**Data section:**
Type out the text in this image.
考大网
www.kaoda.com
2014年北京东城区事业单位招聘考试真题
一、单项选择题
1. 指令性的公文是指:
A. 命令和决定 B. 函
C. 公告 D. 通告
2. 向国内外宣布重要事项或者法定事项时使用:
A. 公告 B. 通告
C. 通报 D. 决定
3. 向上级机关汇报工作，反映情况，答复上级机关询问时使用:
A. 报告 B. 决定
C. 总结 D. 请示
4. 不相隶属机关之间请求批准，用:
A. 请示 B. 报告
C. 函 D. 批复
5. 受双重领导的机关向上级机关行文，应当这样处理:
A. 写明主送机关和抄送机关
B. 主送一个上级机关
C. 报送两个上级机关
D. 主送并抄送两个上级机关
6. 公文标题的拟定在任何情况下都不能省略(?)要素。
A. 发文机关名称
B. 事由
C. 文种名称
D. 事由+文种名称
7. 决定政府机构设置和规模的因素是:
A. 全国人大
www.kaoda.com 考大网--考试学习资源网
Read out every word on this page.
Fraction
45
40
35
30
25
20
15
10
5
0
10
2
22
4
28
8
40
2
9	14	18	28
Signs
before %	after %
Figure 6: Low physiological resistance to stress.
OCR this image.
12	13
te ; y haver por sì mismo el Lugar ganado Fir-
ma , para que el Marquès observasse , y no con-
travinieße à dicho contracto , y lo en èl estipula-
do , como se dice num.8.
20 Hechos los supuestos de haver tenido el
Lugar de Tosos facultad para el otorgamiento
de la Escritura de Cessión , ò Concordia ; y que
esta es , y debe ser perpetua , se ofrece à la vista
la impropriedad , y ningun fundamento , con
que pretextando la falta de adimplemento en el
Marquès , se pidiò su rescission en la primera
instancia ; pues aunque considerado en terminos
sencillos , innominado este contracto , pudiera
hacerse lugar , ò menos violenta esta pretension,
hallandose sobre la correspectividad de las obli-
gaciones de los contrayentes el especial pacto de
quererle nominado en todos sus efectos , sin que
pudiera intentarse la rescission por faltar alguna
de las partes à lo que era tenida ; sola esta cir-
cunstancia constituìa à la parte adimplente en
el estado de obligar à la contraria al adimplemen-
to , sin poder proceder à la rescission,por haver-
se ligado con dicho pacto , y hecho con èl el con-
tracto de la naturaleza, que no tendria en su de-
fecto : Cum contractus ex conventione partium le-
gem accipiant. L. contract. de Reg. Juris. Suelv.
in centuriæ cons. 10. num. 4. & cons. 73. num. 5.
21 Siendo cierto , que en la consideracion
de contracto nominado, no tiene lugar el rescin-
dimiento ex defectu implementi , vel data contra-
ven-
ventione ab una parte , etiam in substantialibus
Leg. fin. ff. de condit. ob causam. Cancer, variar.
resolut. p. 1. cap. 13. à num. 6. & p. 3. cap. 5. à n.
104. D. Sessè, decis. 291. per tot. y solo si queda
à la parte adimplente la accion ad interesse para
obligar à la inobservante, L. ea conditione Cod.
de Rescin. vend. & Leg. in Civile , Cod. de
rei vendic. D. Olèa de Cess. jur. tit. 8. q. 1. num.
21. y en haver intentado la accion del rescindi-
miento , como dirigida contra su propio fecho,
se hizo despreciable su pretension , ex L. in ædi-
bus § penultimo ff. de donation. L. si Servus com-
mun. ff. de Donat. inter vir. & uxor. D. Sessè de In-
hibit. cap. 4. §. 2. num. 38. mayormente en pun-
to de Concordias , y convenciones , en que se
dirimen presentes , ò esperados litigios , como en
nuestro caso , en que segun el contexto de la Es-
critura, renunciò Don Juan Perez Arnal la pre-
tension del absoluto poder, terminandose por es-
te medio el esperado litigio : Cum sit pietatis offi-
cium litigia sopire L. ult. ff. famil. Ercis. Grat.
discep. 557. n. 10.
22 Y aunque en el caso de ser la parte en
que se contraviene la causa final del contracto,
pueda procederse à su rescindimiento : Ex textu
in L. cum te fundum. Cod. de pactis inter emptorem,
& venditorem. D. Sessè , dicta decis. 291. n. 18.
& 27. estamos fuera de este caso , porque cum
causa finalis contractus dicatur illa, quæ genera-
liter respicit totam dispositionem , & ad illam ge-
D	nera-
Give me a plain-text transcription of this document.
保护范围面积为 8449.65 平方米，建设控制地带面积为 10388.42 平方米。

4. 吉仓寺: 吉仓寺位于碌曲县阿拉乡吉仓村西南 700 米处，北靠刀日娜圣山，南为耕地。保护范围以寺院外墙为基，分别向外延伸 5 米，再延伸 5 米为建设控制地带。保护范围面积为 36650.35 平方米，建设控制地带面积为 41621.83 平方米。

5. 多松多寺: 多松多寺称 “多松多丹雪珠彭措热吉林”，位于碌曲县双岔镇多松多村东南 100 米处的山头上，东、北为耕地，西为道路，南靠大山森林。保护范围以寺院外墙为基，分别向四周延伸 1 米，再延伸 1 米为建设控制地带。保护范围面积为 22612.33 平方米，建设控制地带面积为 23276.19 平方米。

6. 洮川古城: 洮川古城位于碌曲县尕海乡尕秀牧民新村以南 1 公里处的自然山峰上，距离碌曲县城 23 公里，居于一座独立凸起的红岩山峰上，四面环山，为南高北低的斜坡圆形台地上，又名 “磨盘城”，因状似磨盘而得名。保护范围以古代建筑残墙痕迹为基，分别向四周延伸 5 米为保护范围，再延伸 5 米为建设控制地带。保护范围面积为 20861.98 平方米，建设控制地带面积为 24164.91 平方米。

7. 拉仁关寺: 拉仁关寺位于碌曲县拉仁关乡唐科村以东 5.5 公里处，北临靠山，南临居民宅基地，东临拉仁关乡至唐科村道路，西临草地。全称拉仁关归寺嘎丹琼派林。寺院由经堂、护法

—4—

**To do:** Give back all the data exactly as written.

**Correct output:**
Type out the text in this image.
考大网
www.kaoda.com
2014年北京东城区事业单位招聘考试真题
一、单项选择题
1. 指令性的公文是指:
A. 命令和决定 B. 函
C. 公告 D. 通告
2. 向国内外宣布重要事项或者法定事项时使用:
A. 公告 B. 通告
C. 通报 D. 决定
3. 向上级机关汇报工作，反映情况，答复上级机关询问时使用:
A. 报告 B. 决定
C. 总结 D. 请示
4. 不相隶属机关之间请求批准，用:
A. 请示 B. 报告
C. 函 D. 批复
5. 受双重领导的机关向上级机关行文，应当这样处理:
A. 写明主送机关和抄送机关
B. 主送一个上级机关
C. 报送两个上级机关
D. 主送并抄送两个上级机关
6. 公文标题的拟定在任何情况下都不能省略(?)要素。
A. 发文机关名称
B. 事由
C. 文种名称
D. 事由+文种名称
7. 决定政府机构设置和规模的因素是:
A. 全国人大
www.kaoda.com 考大网--考试学习资源网
Read out every word on this page.
Fraction
45
40
35
30
25
20
15
10
5
0
10
2
22
4
28
8
40
2
9	14	18	28
Signs
before %	after %
Figure 6: Low physiological resistance to stress.
OCR this image.
12	13
te ; y haver por sì mismo el Lugar ganado Fir-
ma , para que el Marquès observasse , y no con-
travinieße à dicho contracto , y lo en èl estipula-
do , como se dice num.8.
20 Hechos los supuestos de haver tenido el
Lugar de Tosos facultad para el otorgamiento
de la Escritura de Cessión , ò Concordia ; y que
esta es , y debe ser perpetua , se ofrece à la vista
la impropriedad , y ningun fundamento , con
que pretextando la falta de adimplemento en el
Marquès , se pidiò su rescission en la primera
instancia ; pues aunque considerado en terminos
sencillos , innominado este contracto , pudiera
hacerse lugar , ò menos violenta esta pretension,
hallandose sobre la correspectividad de las obli-
gaciones de los contrayentes el especial pacto de
quererle nominado en todos sus efectos , sin que
pudiera intentarse la rescission por faltar alguna
de las partes à lo que era tenida ; sola esta cir-
cunstancia constituìa à la parte adimplente en
el estado de obligar à la contraria al adimplemen-
to , sin poder proceder à la rescission,por haver-
se ligado con dicho pacto , y hecho con èl el con-
tracto de la naturaleza, que no tendria en su de-
fecto : Cum contractus ex conventione partium le-
gem accipiant. L. contract. de Reg. Juris. Suelv.
in centuriæ cons. 10. num. 4. & cons. 73. num. 5.
21 Siendo cierto , que en la consideracion
de contracto nominado, no tiene lugar el rescin-
dimiento ex defectu implementi , vel data contra-
ven-
ventione ab una parte , etiam in substantialibus
Leg. fin. ff. de condit. ob causam. Cancer, variar.
resolut. p. 1. cap. 13. à num. 6. & p. 3. cap. 5. à n.
104. D. Sessè, decis. 291. per tot. y solo si queda
à la parte adimplente la accion ad interesse para
obligar à la inobservante, L. ea conditione Cod.
de Rescin. vend. & Leg. in Civile , Cod. de
rei vendic. D. Olèa de Cess. jur. tit. 8. q. 1. num.
21. y en haver intentado la accion del rescindi-
miento , como dirigida contra su propio fecho,
se hizo despreciable su pretension , ex L. in ædi-
bus § penultimo ff. de donation. L. si Servus com-
mun. ff. de Donat. inter vir. & uxor. D. Sessè de In-
hibit. cap. 4. §. 2. num. 38. mayormente en pun-
to de Concordias , y convenciones , en que se
dirimen presentes , ò esperados litigios , como en
nuestro caso , en que segun el contexto de la Es-
critura, renunciò Don Juan Perez Arnal la pre-
tension del absoluto poder, terminandose por es-
te medio el esperado litigio : Cum sit pietatis offi-
cium litigia sopire L. ult. ff. famil. Ercis. Grat.
discep. 557. n. 10.
22 Y aunque en el caso de ser la parte en
que se contraviene la causa final del contracto,
pueda procederse à su rescindimiento : Ex textu
in L. cum te fundum. Cod. de pactis inter emptorem,
& venditorem. D. Sessè , dicta decis. 291. n. 18.
& 27. estamos fuera de este caso , porque cum
causa finalis contractus dicatur illa, quæ genera-
liter respicit totam dispositionem , & ad illam ge-
D	nera-
Give me a plain-text transcription of this document.
保护范围面积为 8449.65 平方米，建设控制地带面积为 10388.42 平方米。

4. 吉仓寺: 吉仓寺位于碌曲县阿拉乡吉仓村西南 700 米处，北靠刀日娜圣山，南为耕地。保护范围以寺院外墙为基，分别向外延伸 5 米，再延伸 5 米为建设控制地带。保护范围面积为 36650.35 平方米，建设控制地带面积为 41621.83 平方米。

5. 多松多寺: 多松多寺称 “多松多丹雪珠彭措热吉林”，位于碌曲县双岔镇多松多村东南 100 米处的山头上，东、北为耕地，西为道路，南靠大山森林。保护范围以寺院外墙为基，分别向四周延伸 1 米，再延伸 1 米为建设控制地带。保护范围面积为 22612.33 平方米，建设控制地带面积为 23276.19 平方米。

6. 洮川古城: 洮川古城位于碌曲县尕海乡尕秀牧民新村以南 1 公里处的自然山峰上，距离碌曲县城 23 公里，居于一座独立凸起的红岩山峰上，四面环山，为南高北低的斜坡圆形台地上，又名 “磨盘城”，因状似磨盘而得名。保护范围以古代建筑残墙痕迹为基，分别向四周延伸 5 米为保护范围，再延伸 5 米为建设控制地带。保护范围面积为 20861.98 平方米，建设控制地带面积为 24164.91 平方米。

7. 拉仁关寺: 拉仁关寺位于碌曲县拉仁关乡唐科村以东 5.5 公里处，北临靠山，南临居民宅基地，东临拉仁关乡至唐科村道路，西临草地。全称拉仁关归寺嘎丹琼派林。寺院由经堂、护法

—4—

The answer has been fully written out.